Document text:

If the 04 and 08 models treat AU accounts differently, then that may be what I'm seeing. I hadn't thought about that possible difference between the models. Maybe I'll get an AMEX in my own name and have them backdate it to the one I'm an AU on. Then all would go back to normal.
It makes it confusing because the AU account is still listed in the 08 reports I've pulled since the change along with the statement balances at the time.
@bobebob wrote:
@Revelate wrote:
@bobebob wrote:
@Revelate wrote:
@Anonymous wrote:
In my experience. Whenever I let a 2nd card post a balance even s minuscule amount I've Always seen a corresponding drop in score. This is 08 scoring.This happens with me as well according to the upgraded Scorewatch and presumably from the newer 3b monitoring though I haven't been tracking my scores much recently I can go back and do a historical analysis pretty easily.
Gained points going from 2->1 card (out of 9) reporting a balance, then lost the same amount when another reported.
I will say though that I did have a data point where I went from 8% to 44% utilization on that one card and the score didn't budge (still <10% of my aggregate) but I think the primary take away is that there's conventional wisdom which doesn't hold for every single individual. We know that people have variations in optimum balance amount based on their individual report, it's entirely possible that some data prefers 2 accounts with balance than one (I'm assuming you're not involving AU tradelines in this bobebob, AU discounting may be the source of the issue otherwise as a difference between FICO 8 and FICO 04)

Listed entries:
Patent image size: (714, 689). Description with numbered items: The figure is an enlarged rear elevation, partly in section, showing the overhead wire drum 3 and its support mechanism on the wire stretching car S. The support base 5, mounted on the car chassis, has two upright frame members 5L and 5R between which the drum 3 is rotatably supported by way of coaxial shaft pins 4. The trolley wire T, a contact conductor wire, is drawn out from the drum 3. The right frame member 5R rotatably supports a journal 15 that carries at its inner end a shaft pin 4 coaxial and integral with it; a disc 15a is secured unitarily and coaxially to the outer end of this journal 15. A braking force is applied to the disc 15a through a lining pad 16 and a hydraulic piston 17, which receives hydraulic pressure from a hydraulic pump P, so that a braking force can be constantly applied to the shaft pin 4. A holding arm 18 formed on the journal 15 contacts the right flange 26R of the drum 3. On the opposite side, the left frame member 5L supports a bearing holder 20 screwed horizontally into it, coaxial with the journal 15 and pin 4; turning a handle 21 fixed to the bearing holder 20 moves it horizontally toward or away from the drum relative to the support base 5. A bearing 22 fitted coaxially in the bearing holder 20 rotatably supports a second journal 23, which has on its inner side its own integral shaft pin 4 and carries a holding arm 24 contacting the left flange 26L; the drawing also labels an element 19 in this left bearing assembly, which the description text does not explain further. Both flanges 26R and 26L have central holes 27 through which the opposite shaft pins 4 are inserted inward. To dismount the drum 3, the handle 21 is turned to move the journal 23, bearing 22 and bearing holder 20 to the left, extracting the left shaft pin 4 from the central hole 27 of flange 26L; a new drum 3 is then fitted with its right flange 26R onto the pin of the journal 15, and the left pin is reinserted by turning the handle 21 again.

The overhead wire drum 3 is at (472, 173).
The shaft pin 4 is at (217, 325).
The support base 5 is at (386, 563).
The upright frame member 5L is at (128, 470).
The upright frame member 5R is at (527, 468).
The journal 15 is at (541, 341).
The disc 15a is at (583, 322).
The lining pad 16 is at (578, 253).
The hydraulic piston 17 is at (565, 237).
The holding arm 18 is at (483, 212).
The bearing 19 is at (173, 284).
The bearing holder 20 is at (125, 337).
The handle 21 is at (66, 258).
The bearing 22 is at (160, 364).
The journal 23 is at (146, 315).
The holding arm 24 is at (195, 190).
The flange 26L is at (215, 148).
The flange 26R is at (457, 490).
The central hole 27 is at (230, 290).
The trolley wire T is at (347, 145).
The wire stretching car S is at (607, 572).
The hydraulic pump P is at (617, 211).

List of tasks:
- 1) In the credit score discussion, why does the first poster find the situation confusing? Answer in one to three sentences.
- 2) Continue the credit score discussion from its last sentence.

Exercise answers:
- 1) The poster finds it confusing because the AU account still appears in the 08 reports pulled since the change. Those reports also show that account's statement balances from that time.

- 2)
The changes though are pretty small between 1 vs 2 cards reporting if you have call it 5+ credit cards regardless, and as such I think the base recommendation of only have 1 card reporting a balance is close enough to optimal that it's a legitimate recommendation... if someone wants to do better, then they can subscribe to a FICO monitoring service and figure out explicitly what the prettiest reported balances are for their individual report.
The main account I use is the account where I am an AU (Amex Costco). However, the tradeline showes up on my report and any amount showing on the statement comes up under my credit report as well.
It may be that when I called to request a CLI on the account and they took my information to make me partially responsible for the account that it became more of a joint account vs me being an AU.
What you may be stumbling over is the AU is being discounted from your scoring profile.
If you wish to test this, have the AU report zero, and the other card report, see if your score is the higher or lower of the two numbers. Then let some other card report see if that new score higher or lower. Unfortunately with an AU + 1 card reporting we can't state that 2 cards is better than 1 even for your profile under FICO 8, as if that AU is discounted, you are now at 0 tradelines with balance and we know conclusively that is a negative.
CLI request makes no difference to FICO's anti-AU abuse as I understand it: it may be on the credit report, just discounted from the algorithm... a very common occurrence under FICO 8 we've found.
If the 04 and 08 models treat AU accounts differently, then that may be what I'm seeing. I hadn't thought about that possible difference between the models. Maybe I'll get an AMEX in my own name and have them backdate it to the one I'm an AU on. Then all would go back to normal.
It makes it confusing because the AU account is still listed in the 08 reports I've pulled since the change along with the statement balances at the time.
When FICO 8 was originally released they didn't count AU's in the scoring algorithm at all because they were being abused; they backed off that after certain groups raised hell (rightfully) and developed some "anti-abuse" mechanism which discounts the tradeline for scoring purposes sort of like a tradeline under dispute.
Still listed on the report, not counted for one's FICO score.